◆ **WHAT IS EXPECTED**
Transcribe every line of the records verbatim.

** begin LISTING **

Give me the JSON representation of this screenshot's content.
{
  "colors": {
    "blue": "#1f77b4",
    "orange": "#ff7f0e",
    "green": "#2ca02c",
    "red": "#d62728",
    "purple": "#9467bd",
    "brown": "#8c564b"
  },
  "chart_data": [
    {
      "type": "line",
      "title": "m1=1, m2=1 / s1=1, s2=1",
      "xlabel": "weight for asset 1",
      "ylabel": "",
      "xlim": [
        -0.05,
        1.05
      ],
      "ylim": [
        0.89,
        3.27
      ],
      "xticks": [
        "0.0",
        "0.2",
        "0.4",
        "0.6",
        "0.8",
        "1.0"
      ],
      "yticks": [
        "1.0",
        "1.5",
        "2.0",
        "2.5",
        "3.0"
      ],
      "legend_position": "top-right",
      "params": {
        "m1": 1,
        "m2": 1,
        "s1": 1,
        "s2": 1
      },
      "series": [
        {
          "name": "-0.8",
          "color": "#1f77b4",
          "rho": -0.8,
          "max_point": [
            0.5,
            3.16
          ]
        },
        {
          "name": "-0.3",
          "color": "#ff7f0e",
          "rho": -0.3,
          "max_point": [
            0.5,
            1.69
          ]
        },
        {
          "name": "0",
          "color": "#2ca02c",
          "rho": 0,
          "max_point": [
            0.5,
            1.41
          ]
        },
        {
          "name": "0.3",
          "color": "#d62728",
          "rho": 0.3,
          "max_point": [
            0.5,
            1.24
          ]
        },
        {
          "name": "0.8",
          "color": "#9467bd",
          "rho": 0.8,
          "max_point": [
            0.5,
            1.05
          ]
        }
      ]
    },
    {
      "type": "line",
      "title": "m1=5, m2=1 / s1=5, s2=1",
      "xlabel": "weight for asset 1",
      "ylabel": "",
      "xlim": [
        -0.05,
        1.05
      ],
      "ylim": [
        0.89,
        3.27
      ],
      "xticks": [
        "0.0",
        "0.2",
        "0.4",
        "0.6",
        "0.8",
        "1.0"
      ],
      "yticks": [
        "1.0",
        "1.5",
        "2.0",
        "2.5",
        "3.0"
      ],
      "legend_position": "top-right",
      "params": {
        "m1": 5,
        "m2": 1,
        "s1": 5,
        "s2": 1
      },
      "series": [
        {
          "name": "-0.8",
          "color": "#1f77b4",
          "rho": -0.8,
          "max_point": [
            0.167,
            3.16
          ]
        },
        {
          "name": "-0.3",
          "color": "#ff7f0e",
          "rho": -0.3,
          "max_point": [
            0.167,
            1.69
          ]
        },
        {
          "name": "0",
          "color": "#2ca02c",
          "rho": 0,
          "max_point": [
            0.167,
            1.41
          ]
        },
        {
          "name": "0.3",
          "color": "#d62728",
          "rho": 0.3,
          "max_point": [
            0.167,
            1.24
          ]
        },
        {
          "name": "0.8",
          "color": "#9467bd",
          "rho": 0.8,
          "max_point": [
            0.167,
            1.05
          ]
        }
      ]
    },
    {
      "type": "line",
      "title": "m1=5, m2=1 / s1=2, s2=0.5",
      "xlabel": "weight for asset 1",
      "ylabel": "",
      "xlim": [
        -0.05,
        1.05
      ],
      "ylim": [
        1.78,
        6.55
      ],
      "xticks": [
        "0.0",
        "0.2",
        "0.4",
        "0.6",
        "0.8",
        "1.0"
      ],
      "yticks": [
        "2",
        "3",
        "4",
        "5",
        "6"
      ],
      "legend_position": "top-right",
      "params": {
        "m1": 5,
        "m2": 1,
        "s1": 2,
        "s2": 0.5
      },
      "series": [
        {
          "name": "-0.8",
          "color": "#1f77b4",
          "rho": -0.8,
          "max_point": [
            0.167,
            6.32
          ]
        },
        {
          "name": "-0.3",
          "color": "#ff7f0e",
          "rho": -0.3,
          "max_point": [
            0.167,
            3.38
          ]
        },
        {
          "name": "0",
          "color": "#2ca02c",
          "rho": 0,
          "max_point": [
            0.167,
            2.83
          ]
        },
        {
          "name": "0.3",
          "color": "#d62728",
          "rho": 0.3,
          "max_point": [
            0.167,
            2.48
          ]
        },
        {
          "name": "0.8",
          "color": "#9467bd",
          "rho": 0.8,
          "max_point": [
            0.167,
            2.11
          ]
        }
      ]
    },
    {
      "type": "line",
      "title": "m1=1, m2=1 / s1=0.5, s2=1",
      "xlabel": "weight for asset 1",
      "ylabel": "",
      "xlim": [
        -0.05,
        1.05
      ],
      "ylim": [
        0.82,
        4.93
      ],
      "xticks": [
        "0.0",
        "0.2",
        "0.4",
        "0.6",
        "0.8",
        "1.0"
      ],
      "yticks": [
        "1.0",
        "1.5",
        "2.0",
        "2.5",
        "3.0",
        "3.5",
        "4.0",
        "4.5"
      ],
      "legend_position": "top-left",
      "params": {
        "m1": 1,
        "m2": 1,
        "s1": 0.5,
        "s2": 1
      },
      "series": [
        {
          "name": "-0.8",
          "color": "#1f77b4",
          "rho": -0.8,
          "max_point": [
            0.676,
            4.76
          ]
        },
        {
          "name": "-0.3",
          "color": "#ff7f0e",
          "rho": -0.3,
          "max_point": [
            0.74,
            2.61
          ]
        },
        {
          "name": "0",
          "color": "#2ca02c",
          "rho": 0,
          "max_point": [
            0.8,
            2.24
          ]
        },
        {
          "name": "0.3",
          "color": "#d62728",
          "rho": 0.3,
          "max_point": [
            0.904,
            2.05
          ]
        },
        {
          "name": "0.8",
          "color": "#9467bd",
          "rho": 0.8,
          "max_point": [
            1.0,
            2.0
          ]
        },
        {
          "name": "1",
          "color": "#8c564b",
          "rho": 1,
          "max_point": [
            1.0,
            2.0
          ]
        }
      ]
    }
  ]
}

** end LISTING **

◆ **THE SOLUTION**
Give me the JSON representation of this screenshot's content.
{
  "colors": {
    "blue": "#1f77b4",
    "orange": "#ff7f0e",
    "green": "#2ca02c",
    "red": "#d62728",
    "purple": "#9467bd",
    "brown": "#8c564b"
  },
  "chart_data": [
    {
      "type": "line",
      "title": "m1=1, m2=1 / s1=1, s2=1",
      "xlabel": "weight for asset 1",
      "ylabel": "",
      "xlim": [
        -0.05,
        1.05
      ],
      "ylim": [
        0.89,
        3.27
      ],
      "xticks": [
        "0.0",
        "0.2",
        "0.4",
        "0.6",
        "0.8",
        "1.0"
      ],
      "yticks": [
        "1.0",
        "1.5",
        "2.0",
        "2.5",
        "3.0"
      ],
      "legend_position": "top-right",
      "params": {
        "m1": 1,
        "m2": 1,
        "s1": 1,
        "s2": 1
      },
      "series": [
        {
          "name": "-0.8",
          "color": "#1f77b4",
          "rho": -0.8,
          "max_point": [
            0.5,
            3.16
          ]
        },
        {
          "name": "-0.3",
          "color": "#ff7f0e",
          "rho": -0.3,
          "max_point": [
            0.5,
            1.69
          ]
        },
        {
          "name": "0",
          "color": "#2ca02c",
          "rho": 0,
          "max_point": [
            0.5,
            1.41
          ]
        },
        {
          "name": "0.3",
          "color": "#d62728",
          "rho": 0.3,
          "max_point": [
            0.5,
            1.24
          ]
        },
        {
          "name": "0.8",
          "color": "#9467bd",
          "rho": 0.8,
          "max_point": [
            0.5,
            1.05
          ]
        }
      ]
    },
    {
      "type": "line",
      "title": "m1=5, m2=1 / s1=5, s2=1",
      "xlabel": "weight for asset 1",
      "ylabel": "",
      "xlim": [
        -0.05,
        1.05
      ],
      "ylim": [
        0.89,
        3.27
      ],
      "xticks": [
        "0.0",
        "0.2",
        "0.4",
        "0.6",
        "0.8",
        "1.0"
      ],
      "yticks": [
        "1.0",
        "1.5",
        "2.0",
        "2.5",
        "3.0"
      ],
      "legend_position": "top-right",
      "params": {
        "m1": 5,
        "m2": 1,
        "s1": 5,
        "s2": 1
      },
      "series": [
        {
          "name": "-0.8",
          "color": "#1f77b4",
          "rho": -0.8,
          "max_point": [
            0.167,
            3.16
          ]
        },
        {
          "name": "-0.3",
          "color": "#ff7f0e",
          "rho": -0.3,
          "max_point": [
            0.167,
            1.69
          ]
        },
        {
          "name": "0",
          "color": "#2ca02c",
          "rho": 0,
          "max_point": [
            0.167,
            1.41
          ]
        },
        {
          "name": "0.3",
          "color": "#d62728",
          "rho": 0.3,
          "max_point": [
            0.167,
            1.24
          ]
        },
        {
          "name": "0.8",
          "color": "#9467bd",
          "rho": 0.8,
          "max_point": [
            0.167,
            1.05
          ]
        }
      ]
    },
    {
      "type": "line",
      "title": "m1=5, m2=1 / s1=2, s2=0.5",
      "xlabel": "weight for asset 1",
      "ylabel": "",
      "xlim": [
        -0.05,
        1.05
      ],
      "ylim": [
        1.78,
        6.55
      ],
      "xticks": [
        "0.0",
        "0.2",
        "0.4",
        "0.6",
        "0.8",
        "1.0"
      ],
      "yticks": [
        "2",
        "3",
        "4",
        "5",
        "6"
      ],
      "legend_position": "top-right",
      "params": {
        "m1": 5,
        "m2": 1,
        "s1": 2,
        "s2": 0.5
      },
      "series": [
        {
          "name": "-0.8",
          "color": "#1f77b4",
          "rho": -0.8,
          "max_point": [
            0.167,
            6.32
          ]
        },
        {
          "name": "-0.3",
          "color": "#ff7f0e",
          "rho": -0.3,
          "max_point": [
            0.167,
            3.38
          ]
        },
        {
          "name": "0",
          "color": "#2ca02c",
          "rho": 0,
          "max_point": [
            0.167,
            2.83
          ]
        },
        {
          "name": "0.3",
          "color": "#d62728",
          "rho": 0.3,
          "max_point": [
            0.167,
            2.48
          ]
        },
        {
          "name": "0.8",
          "color": "#9467bd",
          "rho": 0.8,
          "max_point": [
            0.167,
            2.11
          ]
        }
      ]
    },
    {
      "type": "line",
      "title": "m1=1, m2=1 / s1=0.5, s2=1",
      "xlabel": "weight for asset 1",
      "ylabel": "",
      "xlim": [
        -0.05,
        1.05
      ],
      "ylim": [
        0.82,
        4.93
      ],
      "xticks": [
        "0.0",
        "0.2",
        "0.4",
        "0.6",
        "0.8",
        "1.0"
      ],
      "yticks": [
        "1.0",
        "1.5",
        "2.0",
        "2.5",
        "3.0",
        "3.5",
        "4.0",
        "4.5"
      ],
      "legend_position": "top-left",
      "params": {
        "m1": 1,
        "m2": 1,
        "s1": 0.5,
        "s2": 1
      },
      "series": [
        {
          "name": "-0.8",
          "color": "#1f77b4",
          "rho": -0.8,
          "max_point": [
            0.676,
            4.76
          ]
        },
        {
          "name": "-0.3",
          "color": "#ff7f0e",
          "rho": -0.3,
          "max_point": [
            0.74,
            2.61
          ]
        },
        {
          "name": "0",
          "color": "#2ca02c",
          "rho": 0,
          "max_point": [
            0.8,
            2.24
          ]
        },
        {
          "name": "0.3",
          "color": "#d62728",
          "rho": 0.3,
          "max_point": [
            0.904,
            2.05
          ]
        },
        {
          "name": "0.8",
          "color": "#9467bd",
          "rho": 0.8,
          "max_point": [
            1.0,
            2.0
          ]
        },
        {
          "name": "1",
          "color": "#8c564b",
          "rho": 1,
          "max_point": [
            1.0,
            2.0
          ]
        }
      ]
    }
  ]
}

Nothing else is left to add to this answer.